- REQUIREMENTS -
The listing must be reproduced in full, exactly as it stands.

- PROVIDED RECORDS -
────────

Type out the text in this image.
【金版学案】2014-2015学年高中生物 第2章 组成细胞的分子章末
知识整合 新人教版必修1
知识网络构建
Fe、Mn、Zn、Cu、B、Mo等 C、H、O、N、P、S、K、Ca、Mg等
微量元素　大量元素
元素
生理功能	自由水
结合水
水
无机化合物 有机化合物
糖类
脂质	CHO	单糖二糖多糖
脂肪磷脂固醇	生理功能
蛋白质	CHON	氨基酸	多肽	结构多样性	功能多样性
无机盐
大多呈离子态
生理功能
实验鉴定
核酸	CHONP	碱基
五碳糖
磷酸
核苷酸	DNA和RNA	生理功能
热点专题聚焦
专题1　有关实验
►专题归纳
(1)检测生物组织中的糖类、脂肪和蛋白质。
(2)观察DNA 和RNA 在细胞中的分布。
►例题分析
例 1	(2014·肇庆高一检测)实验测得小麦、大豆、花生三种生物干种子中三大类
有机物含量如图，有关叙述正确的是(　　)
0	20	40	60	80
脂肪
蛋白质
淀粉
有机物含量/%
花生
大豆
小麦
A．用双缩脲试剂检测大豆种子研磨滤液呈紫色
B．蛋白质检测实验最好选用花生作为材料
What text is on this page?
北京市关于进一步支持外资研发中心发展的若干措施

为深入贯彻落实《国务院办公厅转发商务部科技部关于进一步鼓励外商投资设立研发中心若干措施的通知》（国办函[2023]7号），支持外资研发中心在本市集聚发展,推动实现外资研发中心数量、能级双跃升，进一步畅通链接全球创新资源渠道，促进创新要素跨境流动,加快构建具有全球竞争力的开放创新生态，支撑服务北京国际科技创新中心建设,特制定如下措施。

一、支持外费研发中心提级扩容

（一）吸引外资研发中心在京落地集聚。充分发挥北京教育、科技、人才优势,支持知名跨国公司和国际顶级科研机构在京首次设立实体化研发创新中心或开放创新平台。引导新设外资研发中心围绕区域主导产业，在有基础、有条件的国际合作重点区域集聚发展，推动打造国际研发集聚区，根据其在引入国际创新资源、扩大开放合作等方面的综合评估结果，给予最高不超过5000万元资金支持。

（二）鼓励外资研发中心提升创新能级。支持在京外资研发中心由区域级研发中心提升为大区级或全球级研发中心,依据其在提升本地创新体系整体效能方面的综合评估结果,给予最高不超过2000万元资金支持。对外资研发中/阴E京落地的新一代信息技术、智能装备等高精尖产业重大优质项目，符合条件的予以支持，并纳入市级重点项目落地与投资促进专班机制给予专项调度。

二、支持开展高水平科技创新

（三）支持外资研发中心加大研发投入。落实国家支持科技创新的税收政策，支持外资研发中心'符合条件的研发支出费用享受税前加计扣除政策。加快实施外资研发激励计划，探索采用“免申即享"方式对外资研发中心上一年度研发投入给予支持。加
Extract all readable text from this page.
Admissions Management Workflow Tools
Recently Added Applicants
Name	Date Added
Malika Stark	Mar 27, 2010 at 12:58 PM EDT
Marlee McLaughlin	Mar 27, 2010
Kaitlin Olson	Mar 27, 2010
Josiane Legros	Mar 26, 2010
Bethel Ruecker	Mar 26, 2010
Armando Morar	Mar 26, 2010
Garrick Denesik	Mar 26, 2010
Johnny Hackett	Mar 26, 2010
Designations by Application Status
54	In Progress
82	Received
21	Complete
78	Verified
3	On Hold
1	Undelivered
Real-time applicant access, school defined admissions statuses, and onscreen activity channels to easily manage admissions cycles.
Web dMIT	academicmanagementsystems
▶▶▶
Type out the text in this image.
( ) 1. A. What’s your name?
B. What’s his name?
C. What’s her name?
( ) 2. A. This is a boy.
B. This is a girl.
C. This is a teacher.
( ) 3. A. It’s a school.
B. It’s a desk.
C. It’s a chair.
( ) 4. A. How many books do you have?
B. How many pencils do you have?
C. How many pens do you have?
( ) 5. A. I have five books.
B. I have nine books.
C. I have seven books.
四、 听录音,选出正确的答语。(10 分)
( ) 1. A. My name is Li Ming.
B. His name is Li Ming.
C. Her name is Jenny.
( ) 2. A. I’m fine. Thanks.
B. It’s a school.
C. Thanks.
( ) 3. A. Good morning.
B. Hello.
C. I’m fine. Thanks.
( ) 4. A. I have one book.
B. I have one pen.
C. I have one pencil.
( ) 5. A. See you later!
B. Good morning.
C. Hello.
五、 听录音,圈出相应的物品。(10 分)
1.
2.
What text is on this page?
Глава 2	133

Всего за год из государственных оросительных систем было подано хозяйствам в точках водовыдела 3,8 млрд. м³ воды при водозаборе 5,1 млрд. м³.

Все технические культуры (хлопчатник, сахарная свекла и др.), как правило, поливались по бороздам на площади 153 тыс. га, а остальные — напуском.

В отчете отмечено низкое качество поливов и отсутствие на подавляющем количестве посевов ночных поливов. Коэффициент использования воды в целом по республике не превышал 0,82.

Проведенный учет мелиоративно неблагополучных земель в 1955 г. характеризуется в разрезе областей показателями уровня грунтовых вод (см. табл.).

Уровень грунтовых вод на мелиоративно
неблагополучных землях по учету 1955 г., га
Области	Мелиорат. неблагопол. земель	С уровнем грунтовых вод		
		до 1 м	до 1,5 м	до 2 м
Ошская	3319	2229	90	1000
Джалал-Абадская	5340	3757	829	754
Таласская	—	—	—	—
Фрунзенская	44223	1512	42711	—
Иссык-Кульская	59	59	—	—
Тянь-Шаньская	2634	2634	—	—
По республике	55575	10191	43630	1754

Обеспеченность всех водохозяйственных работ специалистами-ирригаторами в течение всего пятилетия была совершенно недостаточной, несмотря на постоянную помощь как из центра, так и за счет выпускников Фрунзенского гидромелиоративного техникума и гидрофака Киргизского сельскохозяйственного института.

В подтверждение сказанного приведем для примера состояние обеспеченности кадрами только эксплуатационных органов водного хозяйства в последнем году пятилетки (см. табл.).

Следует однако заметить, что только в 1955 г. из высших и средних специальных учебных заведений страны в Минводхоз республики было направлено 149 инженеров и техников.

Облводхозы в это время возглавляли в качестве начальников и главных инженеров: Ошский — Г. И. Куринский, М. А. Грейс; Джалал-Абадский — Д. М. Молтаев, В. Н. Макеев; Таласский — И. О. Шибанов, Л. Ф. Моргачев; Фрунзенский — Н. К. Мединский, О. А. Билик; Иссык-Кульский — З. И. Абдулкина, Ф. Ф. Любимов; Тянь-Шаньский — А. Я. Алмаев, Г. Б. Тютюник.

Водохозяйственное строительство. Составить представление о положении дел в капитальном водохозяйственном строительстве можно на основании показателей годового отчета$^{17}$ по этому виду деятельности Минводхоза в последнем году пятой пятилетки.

────────

- SOLUTION FOR THIS EXERCISE -
Type out the text in this image.
【金版学案】2014-2015学年高中生物 第2章 组成细胞的分子章末
知识整合 新人教版必修1
知识网络构建
Fe、Mn、Zn、Cu、B、Mo等 C、H、O、N、P、S、K、Ca、Mg等
微量元素　大量元素
元素
生理功能	自由水
结合水
水
无机化合物 有机化合物
糖类
脂质	CHO	单糖二糖多糖
脂肪磷脂固醇	生理功能
蛋白质	CHON	氨基酸	多肽	结构多样性	功能多样性
无机盐
大多呈离子态
生理功能
实验鉴定
核酸	CHONP	碱基
五碳糖
磷酸
核苷酸	DNA和RNA	生理功能
热点专题聚焦
专题1　有关实验
►专题归纳
(1)检测生物组织中的糖类、脂肪和蛋白质。
(2)观察DNA 和RNA 在细胞中的分布。
►例题分析
例 1	(2014·肇庆高一检测)实验测得小麦、大豆、花生三种生物干种子中三大类
有机物含量如图，有关叙述正确的是(　　)
0	20	40	60	80
脂肪
蛋白质
淀粉
有机物含量/%
花生
大豆
小麦
A．用双缩脲试剂检测大豆种子研磨滤液呈紫色
B．蛋白质检测实验最好选用花生作为材料
What text is on this page?
北京市关于进一步支持外资研发中心发展的若干措施

为深入贯彻落实《国务院办公厅转发商务部科技部关于进一步鼓励外商投资设立研发中心若干措施的通知》（国办函[2023]7号），支持外资研发中心在本市集聚发展,推动实现外资研发中心数量、能级双跃升，进一步畅通链接全球创新资源渠道，促进创新要素跨境流动,加快构建具有全球竞争力的开放创新生态，支撑服务北京国际科技创新中心建设,特制定如下措施。

一、支持外费研发中心提级扩容

（一）吸引外资研发中心在京落地集聚。充分发挥北京教育、科技、人才优势,支持知名跨国公司和国际顶级科研机构在京首次设立实体化研发创新中心或开放创新平台。引导新设外资研发中心围绕区域主导产业，在有基础、有条件的国际合作重点区域集聚发展，推动打造国际研发集聚区，根据其在引入国际创新资源、扩大开放合作等方面的综合评估结果，给予最高不超过5000万元资金支持。

（二）鼓励外资研发中心提升创新能级。支持在京外资研发中心由区域级研发中心提升为大区级或全球级研发中心,依据其在提升本地创新体系整体效能方面的综合评估结果,给予最高不超过2000万元资金支持。对外资研发中/阴E京落地的新一代信息技术、智能装备等高精尖产业重大优质项目，符合条件的予以支持，并纳入市级重点项目落地与投资促进专班机制给予专项调度。

二、支持开展高水平科技创新

（三）支持外资研发中心加大研发投入。落实国家支持科技创新的税收政策，支持外资研发中心'符合条件的研发支出费用享受税前加计扣除政策。加快实施外资研发激励计划，探索采用“免申即享"方式对外资研发中心上一年度研发投入给予支持。加
Extract all readable text from this page.
Admissions Management Workflow Tools
Recently Added Applicants
Name	Date Added
Malika Stark	Mar 27, 2010 at 12:58 PM EDT
Marlee McLaughlin	Mar 27, 2010
Kaitlin Olson	Mar 27, 2010
Josiane Legros	Mar 26, 2010
Bethel Ruecker	Mar 26, 2010
Armando Morar	Mar 26, 2010
Garrick Denesik	Mar 26, 2010
Johnny Hackett	Mar 26, 2010
Designations by Application Status
54	In Progress
82	Received
21	Complete
78	Verified
3	On Hold
1	Undelivered
Real-time applicant access, school defined admissions statuses, and onscreen activity channels to easily manage admissions cycles.
Web dMIT	academicmanagementsystems
▶▶▶
Type out the text in this image.
( ) 1. A. What’s your name?
B. What’s his name?
C. What’s her name?
( ) 2. A. This is a boy.
B. This is a girl.
C. This is a teacher.
( ) 3. A. It’s a school.
B. It’s a desk.
C. It’s a chair.
( ) 4. A. How many books do you have?
B. How many pencils do you have?
C. How many pens do you have?
( ) 5. A. I have five books.
B. I have nine books.
C. I have seven books.
四、 听录音,选出正确的答语。(10 分)
( ) 1. A. My name is Li Ming.
B. His name is Li Ming.
C. Her name is Jenny.
( ) 2. A. I’m fine. Thanks.
B. It’s a school.
C. Thanks.
( ) 3. A. Good morning.
B. Hello.
C. I’m fine. Thanks.
( ) 4. A. I have one book.
B. I have one pen.
C. I have one pencil.
( ) 5. A. See you later!
B. Good morning.
C. Hello.
五、 听录音,圈出相应的物品。(10 分)
1.
2.
What text is on this page?
Глава 2	133

Всего за год из государственных оросительных систем было подано хозяйствам в точках водовыдела 3,8 млрд. м³ воды при водозаборе 5,1 млрд. м³.

Все технические культуры (хлопчатник, сахарная свекла и др.), как правило, поливались по бороздам на площади 153 тыс. га, а остальные — напуском.

В отчете отмечено низкое качество поливов и отсутствие на подавляющем количестве посевов ночных поливов. Коэффициент использования воды в целом по республике не превышал 0,82.

Проведенный учет мелиоративно неблагополучных земель в 1955 г. характеризуется в разрезе областей показателями уровня грунтовых вод (см. табл.).

Уровень грунтовых вод на мелиоративно
неблагополучных землях по учету 1955 г., га
Области	Мелиорат. неблагопол. земель	С уровнем грунтовых вод		
		до 1 м	до 1,5 м	до 2 м
Ошская	3319	2229	90	1000
Джалал-Абадская	5340	3757	829	754
Таласская	—	—	—	—
Фрунзенская	44223	1512	42711	—
Иссык-Кульская	59	59	—	—
Тянь-Шаньская	2634	2634	—	—
По республике	55575	10191	43630	1754

Обеспеченность всех водохозяйственных работ специалистами-ирригаторами в течение всего пятилетия была совершенно недостаточной, несмотря на постоянную помощь как из центра, так и за счет выпускников Фрунзенского гидромелиоративного техникума и гидрофака Киргизского сельскохозяйственного института.

В подтверждение сказанного приведем для примера состояние обеспеченности кадрами только эксплуатационных органов водного хозяйства в последнем году пятилетки (см. табл.).

Следует однако заметить, что только в 1955 г. из высших и средних специальных учебных заведений страны в Минводхоз республики было направлено 149 инженеров и техников.

Облводхозы в это время возглавляли в качестве начальников и главных инженеров: Ошский — Г. И. Куринский, М. А. Грейс; Джалал-Абадский — Д. М. Молтаев, В. Н. Макеев; Таласский — И. О. Шибанов, Л. Ф. Моргачев; Фрунзенский — Н. К. Мединский, О. А. Билик; Иссык-Кульский — З. И. Абдулкина, Ф. Ф. Любимов; Тянь-Шаньский — А. Я. Алмаев, Г. Б. Тютюник.

Водохозяйственное строительство. Составить представление о положении дел в капитальном водохозяйственном строительстве можно на основании показателей годового отчета$^{17}$ по этому виду деятельности Минводхоза в последнем году пятой пятилетки.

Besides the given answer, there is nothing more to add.